## What you have to do:
Each entry needs to be restated exactly as written.

## Extracted information:
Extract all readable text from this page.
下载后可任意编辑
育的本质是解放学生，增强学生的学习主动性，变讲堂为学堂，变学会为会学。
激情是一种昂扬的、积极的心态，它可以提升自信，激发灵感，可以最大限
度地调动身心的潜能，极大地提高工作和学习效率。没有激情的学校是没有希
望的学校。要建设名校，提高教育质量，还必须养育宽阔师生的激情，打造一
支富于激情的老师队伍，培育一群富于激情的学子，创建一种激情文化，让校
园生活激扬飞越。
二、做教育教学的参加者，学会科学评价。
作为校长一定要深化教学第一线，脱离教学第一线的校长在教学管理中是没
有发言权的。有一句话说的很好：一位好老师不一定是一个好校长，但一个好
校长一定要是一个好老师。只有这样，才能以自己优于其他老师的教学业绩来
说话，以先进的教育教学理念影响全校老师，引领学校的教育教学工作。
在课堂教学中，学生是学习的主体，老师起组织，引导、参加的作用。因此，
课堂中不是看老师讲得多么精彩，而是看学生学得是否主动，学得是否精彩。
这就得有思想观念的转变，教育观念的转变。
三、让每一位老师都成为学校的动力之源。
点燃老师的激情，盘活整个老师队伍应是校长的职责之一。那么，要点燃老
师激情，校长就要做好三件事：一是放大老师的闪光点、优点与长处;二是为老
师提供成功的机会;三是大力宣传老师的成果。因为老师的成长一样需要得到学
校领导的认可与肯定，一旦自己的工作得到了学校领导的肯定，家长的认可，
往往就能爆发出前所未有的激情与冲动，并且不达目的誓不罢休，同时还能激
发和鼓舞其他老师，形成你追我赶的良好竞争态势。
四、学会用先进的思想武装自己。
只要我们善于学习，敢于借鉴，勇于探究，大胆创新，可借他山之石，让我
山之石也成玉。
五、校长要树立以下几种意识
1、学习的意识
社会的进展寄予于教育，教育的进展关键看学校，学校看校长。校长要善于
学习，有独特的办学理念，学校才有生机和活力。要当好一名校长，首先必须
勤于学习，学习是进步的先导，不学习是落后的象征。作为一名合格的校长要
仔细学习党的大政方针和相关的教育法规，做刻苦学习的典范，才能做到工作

## Solution to the exercise:
Extract all readable text from this page.
下载后可任意编辑
育的本质是解放学生，增强学生的学习主动性，变讲堂为学堂，变学会为会学。
激情是一种昂扬的、积极的心态，它可以提升自信，激发灵感，可以最大限
度地调动身心的潜能，极大地提高工作和学习效率。没有激情的学校是没有希
望的学校。要建设名校，提高教育质量，还必须养育宽阔师生的激情，打造一
支富于激情的老师队伍，培育一群富于激情的学子，创建一种激情文化，让校
园生活激扬飞越。
二、做教育教学的参加者，学会科学评价。
作为校长一定要深化教学第一线，脱离教学第一线的校长在教学管理中是没
有发言权的。有一句话说的很好：一位好老师不一定是一个好校长，但一个好
校长一定要是一个好老师。只有这样，才能以自己优于其他老师的教学业绩来
说话，以先进的教育教学理念影响全校老师，引领学校的教育教学工作。
在课堂教学中，学生是学习的主体，老师起组织，引导、参加的作用。因此，
课堂中不是看老师讲得多么精彩，而是看学生学得是否主动，学得是否精彩。
这就得有思想观念的转变，教育观念的转变。
三、让每一位老师都成为学校的动力之源。
点燃老师的激情，盘活整个老师队伍应是校长的职责之一。那么，要点燃老
师激情，校长就要做好三件事：一是放大老师的闪光点、优点与长处;二是为老
师提供成功的机会;三是大力宣传老师的成果。因为老师的成长一样需要得到学
校领导的认可与肯定，一旦自己的工作得到了学校领导的肯定，家长的认可，
往往就能爆发出前所未有的激情与冲动，并且不达目的誓不罢休，同时还能激
发和鼓舞其他老师，形成你追我赶的良好竞争态势。
四、学会用先进的思想武装自己。
只要我们善于学习，敢于借鉴，勇于探究，大胆创新，可借他山之石，让我
山之石也成玉。
五、校长要树立以下几种意识
1、学习的意识
社会的进展寄予于教育，教育的进展关键看学校，学校看校长。校长要善于
学习，有独特的办学理念，学校才有生机和活力。要当好一名校长，首先必须
勤于学习，学习是进步的先导，不学习是落后的象征。作为一名合格的校长要
仔细学习党的大政方针和相关的教育法规，做刻苦学习的典范，才能做到工作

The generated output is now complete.